## Required work
Every line below that contains "ylabel" is to be copied.

Dataset listings of figures
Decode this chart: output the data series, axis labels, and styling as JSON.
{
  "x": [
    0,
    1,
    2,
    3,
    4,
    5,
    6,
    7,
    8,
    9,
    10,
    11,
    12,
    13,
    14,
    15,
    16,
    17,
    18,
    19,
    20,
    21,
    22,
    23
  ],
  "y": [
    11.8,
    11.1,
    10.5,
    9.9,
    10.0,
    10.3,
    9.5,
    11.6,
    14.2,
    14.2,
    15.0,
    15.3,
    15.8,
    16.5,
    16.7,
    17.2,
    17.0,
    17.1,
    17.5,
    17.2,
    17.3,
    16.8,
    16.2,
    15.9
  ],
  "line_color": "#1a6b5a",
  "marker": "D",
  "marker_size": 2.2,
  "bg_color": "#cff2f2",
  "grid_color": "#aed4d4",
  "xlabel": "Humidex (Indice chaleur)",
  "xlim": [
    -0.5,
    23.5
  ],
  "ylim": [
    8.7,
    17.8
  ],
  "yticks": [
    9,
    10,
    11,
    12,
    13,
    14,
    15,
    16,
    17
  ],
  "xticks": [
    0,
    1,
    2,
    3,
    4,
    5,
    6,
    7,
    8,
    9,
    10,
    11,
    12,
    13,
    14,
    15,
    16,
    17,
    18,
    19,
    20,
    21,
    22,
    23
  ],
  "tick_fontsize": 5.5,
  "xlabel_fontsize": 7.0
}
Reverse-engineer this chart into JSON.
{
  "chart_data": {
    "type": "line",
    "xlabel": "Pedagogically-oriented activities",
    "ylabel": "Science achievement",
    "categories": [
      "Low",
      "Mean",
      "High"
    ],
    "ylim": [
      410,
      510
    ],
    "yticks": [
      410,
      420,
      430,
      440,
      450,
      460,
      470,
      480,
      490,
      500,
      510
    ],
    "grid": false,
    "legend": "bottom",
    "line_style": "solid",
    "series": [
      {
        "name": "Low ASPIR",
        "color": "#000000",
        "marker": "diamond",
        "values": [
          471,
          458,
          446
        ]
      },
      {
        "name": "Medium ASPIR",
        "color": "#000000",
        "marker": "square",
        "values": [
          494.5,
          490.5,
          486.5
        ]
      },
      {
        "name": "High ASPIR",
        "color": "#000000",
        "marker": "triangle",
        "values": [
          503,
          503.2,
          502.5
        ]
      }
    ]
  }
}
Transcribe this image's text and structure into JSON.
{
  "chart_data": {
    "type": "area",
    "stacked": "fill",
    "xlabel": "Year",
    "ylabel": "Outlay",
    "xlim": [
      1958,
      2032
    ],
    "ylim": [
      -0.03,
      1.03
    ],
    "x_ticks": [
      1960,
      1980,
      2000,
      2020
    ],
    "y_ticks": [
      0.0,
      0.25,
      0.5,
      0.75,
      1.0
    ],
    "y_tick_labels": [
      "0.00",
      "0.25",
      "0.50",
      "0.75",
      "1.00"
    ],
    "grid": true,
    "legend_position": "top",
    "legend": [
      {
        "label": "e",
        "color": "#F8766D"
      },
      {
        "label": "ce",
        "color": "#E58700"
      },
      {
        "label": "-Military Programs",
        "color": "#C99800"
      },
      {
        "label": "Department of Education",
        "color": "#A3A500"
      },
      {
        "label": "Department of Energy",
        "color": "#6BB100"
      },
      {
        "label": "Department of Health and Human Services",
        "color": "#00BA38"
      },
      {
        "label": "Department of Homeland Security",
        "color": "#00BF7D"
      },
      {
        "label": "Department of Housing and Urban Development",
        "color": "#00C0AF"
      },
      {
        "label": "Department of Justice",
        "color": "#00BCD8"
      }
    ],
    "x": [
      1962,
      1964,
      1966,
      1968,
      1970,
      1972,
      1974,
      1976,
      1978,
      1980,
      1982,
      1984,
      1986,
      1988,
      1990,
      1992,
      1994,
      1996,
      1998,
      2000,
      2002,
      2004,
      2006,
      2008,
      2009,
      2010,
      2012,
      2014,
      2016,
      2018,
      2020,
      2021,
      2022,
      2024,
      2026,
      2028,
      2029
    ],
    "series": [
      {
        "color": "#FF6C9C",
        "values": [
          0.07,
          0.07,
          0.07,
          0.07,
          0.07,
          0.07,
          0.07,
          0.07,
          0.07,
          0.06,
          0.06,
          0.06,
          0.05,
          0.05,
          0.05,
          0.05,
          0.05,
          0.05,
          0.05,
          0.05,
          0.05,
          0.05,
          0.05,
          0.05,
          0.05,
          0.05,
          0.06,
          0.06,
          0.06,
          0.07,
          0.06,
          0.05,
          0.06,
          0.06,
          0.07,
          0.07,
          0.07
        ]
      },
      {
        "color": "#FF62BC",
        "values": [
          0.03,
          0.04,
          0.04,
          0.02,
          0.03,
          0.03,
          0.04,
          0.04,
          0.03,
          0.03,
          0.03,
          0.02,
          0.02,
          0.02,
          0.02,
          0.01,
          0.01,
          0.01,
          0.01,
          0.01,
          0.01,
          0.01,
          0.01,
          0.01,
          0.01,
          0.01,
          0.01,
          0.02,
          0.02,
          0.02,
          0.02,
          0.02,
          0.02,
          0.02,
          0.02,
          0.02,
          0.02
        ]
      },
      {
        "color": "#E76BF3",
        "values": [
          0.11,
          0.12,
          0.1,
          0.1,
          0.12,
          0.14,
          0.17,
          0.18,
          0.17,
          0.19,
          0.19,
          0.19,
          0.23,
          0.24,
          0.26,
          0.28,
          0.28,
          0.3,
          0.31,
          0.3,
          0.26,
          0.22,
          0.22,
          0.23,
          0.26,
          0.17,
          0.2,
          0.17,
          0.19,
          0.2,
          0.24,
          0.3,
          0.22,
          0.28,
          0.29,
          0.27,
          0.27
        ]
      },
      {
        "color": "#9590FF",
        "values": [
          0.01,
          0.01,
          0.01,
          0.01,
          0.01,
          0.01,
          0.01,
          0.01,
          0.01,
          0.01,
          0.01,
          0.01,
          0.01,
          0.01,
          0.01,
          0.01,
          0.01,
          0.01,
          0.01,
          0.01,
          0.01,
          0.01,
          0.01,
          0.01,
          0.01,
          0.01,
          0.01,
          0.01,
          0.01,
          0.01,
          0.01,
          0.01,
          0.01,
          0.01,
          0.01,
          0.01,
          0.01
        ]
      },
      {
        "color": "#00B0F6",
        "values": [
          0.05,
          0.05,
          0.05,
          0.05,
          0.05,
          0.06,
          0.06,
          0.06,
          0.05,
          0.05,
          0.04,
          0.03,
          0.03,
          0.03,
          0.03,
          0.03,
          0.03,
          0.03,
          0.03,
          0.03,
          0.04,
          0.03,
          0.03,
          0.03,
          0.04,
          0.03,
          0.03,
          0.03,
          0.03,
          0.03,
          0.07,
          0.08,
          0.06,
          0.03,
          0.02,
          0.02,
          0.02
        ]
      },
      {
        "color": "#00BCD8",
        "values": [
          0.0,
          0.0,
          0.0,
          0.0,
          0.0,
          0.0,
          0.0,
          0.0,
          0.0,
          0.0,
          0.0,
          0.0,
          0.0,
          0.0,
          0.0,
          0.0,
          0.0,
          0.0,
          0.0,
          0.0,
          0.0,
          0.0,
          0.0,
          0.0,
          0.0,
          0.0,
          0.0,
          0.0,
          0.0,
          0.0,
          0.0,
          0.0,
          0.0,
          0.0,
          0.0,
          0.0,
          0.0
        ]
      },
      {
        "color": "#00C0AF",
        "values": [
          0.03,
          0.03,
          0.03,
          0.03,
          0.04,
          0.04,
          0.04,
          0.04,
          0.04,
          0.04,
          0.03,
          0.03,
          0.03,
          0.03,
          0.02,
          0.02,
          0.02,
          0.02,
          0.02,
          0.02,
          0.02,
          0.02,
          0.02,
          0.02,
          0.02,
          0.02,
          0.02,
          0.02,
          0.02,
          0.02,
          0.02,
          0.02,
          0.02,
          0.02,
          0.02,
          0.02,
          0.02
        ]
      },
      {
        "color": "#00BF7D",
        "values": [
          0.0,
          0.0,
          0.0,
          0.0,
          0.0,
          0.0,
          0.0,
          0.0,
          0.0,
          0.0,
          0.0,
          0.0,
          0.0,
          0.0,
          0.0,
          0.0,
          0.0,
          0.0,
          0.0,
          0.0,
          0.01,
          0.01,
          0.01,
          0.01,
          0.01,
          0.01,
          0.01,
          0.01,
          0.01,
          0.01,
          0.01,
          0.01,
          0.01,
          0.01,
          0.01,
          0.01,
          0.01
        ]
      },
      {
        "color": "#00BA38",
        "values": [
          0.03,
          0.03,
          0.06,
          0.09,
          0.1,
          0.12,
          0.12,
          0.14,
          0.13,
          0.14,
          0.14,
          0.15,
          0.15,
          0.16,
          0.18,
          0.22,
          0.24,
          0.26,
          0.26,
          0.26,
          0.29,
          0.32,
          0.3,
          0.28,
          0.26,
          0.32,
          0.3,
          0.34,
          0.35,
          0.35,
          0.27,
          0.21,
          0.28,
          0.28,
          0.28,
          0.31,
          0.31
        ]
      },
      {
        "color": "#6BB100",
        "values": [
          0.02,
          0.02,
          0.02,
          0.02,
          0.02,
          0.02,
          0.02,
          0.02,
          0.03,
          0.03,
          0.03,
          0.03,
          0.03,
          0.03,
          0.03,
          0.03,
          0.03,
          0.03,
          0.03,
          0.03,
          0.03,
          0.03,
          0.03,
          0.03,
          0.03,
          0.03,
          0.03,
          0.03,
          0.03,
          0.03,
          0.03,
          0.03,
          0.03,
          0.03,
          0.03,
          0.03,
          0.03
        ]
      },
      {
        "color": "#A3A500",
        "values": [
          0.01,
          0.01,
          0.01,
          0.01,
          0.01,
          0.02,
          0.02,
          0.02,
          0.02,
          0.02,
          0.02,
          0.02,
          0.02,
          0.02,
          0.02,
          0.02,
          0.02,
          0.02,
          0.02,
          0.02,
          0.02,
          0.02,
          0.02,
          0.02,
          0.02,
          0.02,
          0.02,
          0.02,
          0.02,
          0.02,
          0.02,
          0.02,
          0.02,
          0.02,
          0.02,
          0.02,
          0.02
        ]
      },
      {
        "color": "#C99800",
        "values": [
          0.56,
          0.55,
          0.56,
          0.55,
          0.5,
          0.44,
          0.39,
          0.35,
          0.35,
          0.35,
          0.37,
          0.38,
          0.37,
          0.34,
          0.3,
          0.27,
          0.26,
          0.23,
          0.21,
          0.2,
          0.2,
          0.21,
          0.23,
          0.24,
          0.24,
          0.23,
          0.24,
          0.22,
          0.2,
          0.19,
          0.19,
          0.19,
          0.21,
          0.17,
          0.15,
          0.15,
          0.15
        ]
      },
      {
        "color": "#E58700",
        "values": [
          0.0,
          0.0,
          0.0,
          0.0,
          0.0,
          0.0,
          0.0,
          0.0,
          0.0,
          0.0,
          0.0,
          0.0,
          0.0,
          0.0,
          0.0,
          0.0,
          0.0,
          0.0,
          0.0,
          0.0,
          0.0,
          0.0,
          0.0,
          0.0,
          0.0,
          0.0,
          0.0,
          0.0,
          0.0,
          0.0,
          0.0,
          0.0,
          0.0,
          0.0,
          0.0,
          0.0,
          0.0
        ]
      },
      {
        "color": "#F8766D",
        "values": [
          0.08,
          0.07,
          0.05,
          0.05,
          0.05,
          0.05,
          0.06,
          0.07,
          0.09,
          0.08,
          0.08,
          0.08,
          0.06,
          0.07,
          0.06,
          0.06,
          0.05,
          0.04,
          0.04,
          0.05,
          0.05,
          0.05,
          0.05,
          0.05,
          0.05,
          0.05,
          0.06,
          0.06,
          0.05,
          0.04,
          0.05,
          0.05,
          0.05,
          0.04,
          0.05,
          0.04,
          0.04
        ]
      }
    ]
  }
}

## Exercise response
    "ylabel": "Science achievement",
    "ylabel": "Outlay",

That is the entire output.